Goal: Copy the article on AML checks from "And imagine their" through "a new client.)", swapping "financial services providers" for "banks and fund managers".

Document extract:

>> BEGIN

AML? Without the paperwork? Really?

Written by: Paul Bryant Posted: 28/03/2019

BL61_KYCA less painful and more efficient process for client checks is on the horizon – but getting there will be difficult

We’ve all been through the pain of collating documents to open a bank account – copies of passports, utility bills, payslips and so on. So, imagine how much more complicated the process will be for offshore clients of Channel Islands private banks or investment funds. These are often high or ultra-high-net-worth individuals, or institutions, with complicated affairs structured through trusts or corporations.

And imagine their frustration when they have to go through the same process all over again when they make their next investment, with a different bank or fund.

It’s tempting to vent at the financial services providers, but they are only fulfilling their legal obligations. In industry jargon, they are conducting anti-money-laundering or AML checks. (‘KYC’, or know-your-customer, and ‘onboarding’ are also common terms, but are really subsets of AML, referring to specific processes when taking on a new client.)

>> END

Available data:

>> BEGIN

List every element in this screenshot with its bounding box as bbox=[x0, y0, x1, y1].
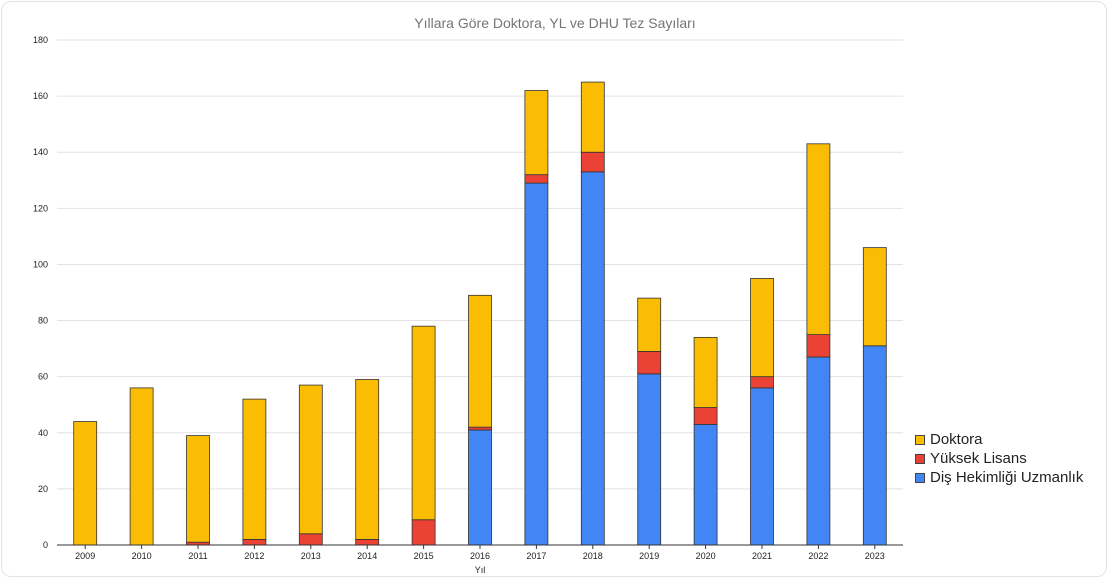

>> END

Solution for this task:
And imagine their frustration when they have to go through the same process all over again when they make their next investment, with a different bank or fund.

It’s tempting to vent at the banks and fund managers, but they are only fulfilling their legal obligations. In industry jargon, they are conducting anti-money-laundering or AML checks. (‘KYC’, or know-your-customer, and ‘onboarding’ are also common terms, but are really subsets of AML, referring to specific processes when taking on a new client.)